_Required task 1_
Please reproduce the dataset rows starting at the first row and ending at the line that contains "select-faces-button[interactable] bbox=[751, 52, 775, 76]", swapping "interactable" for "clickable" and leaving everything else unchanged.

Start Excerpt

Drug and Alcohol Abuse

Substance use and abuse is rampant in Dawn’s life. Early in the novel, Dawn references her mother’s alcoholism. Whenever she enters a new room, it is often littered with beer cans, and someone is drinking or drunk or has fallen into a drugged-out stupor. Her Papaw makes his own corn liquor, to which she has easy access, and she later assists in Hubert’s illegal alcohol operation. Substance abuse pervades the atmosphere like a thick fog that keeps many people in her community stuck. At 15 years old, Dawn is desensitized to the drug use she witnesses, and even seems to expect it for herself. In this sense, it represents the cyclical nature of her family members’ habits: like her mother, Dawn turns to alcohol to drown out her pain, despite resenting her mother for her addiction and the consequences it has on the family.

Looking back, Dawn realizes that many of the people she knows are abusing the drug Oxycodone. Drugs like Oxycodone have ravaged the region where Dawn grows up, wherein many towns face similar economic struggles to Canard County. Substance abuse signifies their feelings of defeat in the face of obstacles they feel are beyond their control, like losing a spouse, in Momma’s case, or facing the threat of lost employment, like the coal company employees.

End Excerpt

_Required task 2_
Decide whether each statement agrees with the passage on drug and alcohol abuse, answering yes or no and quoting the words that decide it. (a) Dawn is 15 years old. (b) Dawn's Papaw gets his corn liquor from Hubert. (c) The coal company employees face the threat of lost employment.

Start Recorded information

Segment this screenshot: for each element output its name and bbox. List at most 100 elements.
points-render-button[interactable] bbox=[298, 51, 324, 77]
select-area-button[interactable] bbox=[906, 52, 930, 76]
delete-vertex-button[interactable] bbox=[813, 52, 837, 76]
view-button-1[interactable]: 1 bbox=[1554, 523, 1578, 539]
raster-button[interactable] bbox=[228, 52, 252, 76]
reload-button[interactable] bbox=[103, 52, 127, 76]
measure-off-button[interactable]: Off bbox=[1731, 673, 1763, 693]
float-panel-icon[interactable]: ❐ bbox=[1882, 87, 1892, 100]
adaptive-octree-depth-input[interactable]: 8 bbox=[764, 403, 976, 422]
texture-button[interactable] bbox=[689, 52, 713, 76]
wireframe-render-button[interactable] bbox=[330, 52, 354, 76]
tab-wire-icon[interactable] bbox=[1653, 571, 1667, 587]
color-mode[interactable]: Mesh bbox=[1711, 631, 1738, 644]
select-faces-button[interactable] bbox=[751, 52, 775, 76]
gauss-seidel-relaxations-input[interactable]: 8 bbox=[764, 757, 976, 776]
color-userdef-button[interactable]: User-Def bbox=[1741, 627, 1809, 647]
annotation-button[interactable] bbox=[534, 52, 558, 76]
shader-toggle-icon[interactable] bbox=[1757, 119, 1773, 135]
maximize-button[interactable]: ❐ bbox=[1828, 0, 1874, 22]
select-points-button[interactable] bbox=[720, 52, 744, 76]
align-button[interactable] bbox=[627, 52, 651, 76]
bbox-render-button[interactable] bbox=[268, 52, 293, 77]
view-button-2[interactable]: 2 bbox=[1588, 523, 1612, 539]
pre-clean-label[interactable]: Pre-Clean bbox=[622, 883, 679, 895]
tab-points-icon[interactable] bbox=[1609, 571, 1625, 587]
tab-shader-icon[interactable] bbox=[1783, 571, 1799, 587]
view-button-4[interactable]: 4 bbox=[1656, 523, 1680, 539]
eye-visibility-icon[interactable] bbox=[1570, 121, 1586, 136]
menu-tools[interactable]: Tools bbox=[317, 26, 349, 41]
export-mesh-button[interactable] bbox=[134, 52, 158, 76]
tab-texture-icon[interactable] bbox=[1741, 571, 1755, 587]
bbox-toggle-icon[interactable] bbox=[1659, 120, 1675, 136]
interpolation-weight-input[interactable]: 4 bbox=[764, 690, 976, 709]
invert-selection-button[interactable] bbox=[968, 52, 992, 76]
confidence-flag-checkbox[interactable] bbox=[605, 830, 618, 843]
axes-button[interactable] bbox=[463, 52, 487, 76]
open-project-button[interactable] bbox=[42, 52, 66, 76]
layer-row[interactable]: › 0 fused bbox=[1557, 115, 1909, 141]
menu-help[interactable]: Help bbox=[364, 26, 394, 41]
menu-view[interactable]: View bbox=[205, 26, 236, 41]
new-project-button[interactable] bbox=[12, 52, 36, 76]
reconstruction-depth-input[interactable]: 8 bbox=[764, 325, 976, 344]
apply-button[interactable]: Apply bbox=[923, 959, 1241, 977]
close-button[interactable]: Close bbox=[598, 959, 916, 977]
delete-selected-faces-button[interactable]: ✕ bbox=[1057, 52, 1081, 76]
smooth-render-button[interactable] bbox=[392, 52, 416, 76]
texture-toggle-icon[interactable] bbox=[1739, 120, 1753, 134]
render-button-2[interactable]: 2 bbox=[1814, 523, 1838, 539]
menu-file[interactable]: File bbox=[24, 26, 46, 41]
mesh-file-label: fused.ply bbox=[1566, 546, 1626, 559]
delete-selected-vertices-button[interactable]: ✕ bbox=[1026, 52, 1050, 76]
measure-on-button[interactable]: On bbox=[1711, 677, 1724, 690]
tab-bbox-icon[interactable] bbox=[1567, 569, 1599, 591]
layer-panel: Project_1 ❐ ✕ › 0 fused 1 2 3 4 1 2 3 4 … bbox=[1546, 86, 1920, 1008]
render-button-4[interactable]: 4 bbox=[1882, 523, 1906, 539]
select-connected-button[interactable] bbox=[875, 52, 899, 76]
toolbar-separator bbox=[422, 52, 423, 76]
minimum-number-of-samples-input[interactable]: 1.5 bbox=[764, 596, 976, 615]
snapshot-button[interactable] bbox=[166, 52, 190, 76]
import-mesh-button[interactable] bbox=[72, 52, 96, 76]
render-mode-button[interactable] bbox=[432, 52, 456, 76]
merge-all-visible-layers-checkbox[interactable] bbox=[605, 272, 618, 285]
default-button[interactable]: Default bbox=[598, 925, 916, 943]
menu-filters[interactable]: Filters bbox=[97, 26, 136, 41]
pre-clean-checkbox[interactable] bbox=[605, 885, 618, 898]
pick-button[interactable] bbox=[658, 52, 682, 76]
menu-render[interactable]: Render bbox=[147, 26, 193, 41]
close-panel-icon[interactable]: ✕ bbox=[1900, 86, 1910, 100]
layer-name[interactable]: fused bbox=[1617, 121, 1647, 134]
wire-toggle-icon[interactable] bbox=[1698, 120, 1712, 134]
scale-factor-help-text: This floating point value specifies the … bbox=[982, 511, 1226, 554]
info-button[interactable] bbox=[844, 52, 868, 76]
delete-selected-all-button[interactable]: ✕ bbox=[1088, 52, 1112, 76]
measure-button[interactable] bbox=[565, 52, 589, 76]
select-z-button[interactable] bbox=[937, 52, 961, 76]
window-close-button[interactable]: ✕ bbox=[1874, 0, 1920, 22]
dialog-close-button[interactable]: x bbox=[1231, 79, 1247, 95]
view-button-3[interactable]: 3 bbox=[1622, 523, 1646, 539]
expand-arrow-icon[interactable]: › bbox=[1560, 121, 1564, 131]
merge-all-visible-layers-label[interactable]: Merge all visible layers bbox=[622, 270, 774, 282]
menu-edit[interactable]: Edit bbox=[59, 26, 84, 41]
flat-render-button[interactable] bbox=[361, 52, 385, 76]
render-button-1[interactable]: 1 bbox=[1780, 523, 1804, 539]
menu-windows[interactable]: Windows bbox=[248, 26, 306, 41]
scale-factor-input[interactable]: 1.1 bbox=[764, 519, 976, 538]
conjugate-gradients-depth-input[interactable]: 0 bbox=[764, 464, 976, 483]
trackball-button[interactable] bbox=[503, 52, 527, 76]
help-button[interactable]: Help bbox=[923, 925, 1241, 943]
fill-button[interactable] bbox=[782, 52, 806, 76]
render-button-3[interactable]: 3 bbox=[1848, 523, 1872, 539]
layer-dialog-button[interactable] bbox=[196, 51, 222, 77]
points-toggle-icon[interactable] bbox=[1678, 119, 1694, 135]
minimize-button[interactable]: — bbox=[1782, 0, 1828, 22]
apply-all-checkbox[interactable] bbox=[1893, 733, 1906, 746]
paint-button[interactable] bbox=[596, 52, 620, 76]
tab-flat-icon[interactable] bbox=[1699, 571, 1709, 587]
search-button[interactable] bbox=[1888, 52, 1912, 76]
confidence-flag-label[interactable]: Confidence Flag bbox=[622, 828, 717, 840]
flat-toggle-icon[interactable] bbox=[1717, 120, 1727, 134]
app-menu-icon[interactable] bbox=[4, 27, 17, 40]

End Recorded information

_Full output 1_
Segment this screenshot: for each element output its name and bbox. List at most 100 elements.
points-render-button[clickable] bbox=[298, 51, 324, 77]
select-area-button[clickable] bbox=[906, 52, 930, 76]
delete-vertex-button[clickable] bbox=[813, 52, 837, 76]
view-button-1[clickable]: 1 bbox=[1554, 523, 1578, 539]
raster-button[clickable] bbox=[228, 52, 252, 76]
reload-button[clickable] bbox=[103, 52, 127, 76]
measure-off-button[clickable]: Off bbox=[1731, 673, 1763, 693]
float-panel-icon[clickable]: ❐ bbox=[1882, 87, 1892, 100]
adaptive-octree-depth-input[clickable]: 8 bbox=[764, 403, 976, 422]
texture-button[clickable] bbox=[689, 52, 713, 76]
wireframe-render-button[clickable] bbox=[330, 52, 354, 76]
tab-wire-icon[clickable] bbox=[1653, 571, 1667, 587]
color-mode[clickable]: Mesh bbox=[1711, 631, 1738, 644]
select-faces-button[clickable] bbox=[751, 52, 775, 76]

_Full output 2_
(a) Yes: "At 15 years old, Dawn is desensitized to the drug use she witnesses"
(b) No: "Her Papaw makes his own corn liquor"
(c) Yes: "facing the threat of lost employment, like the coal company employees"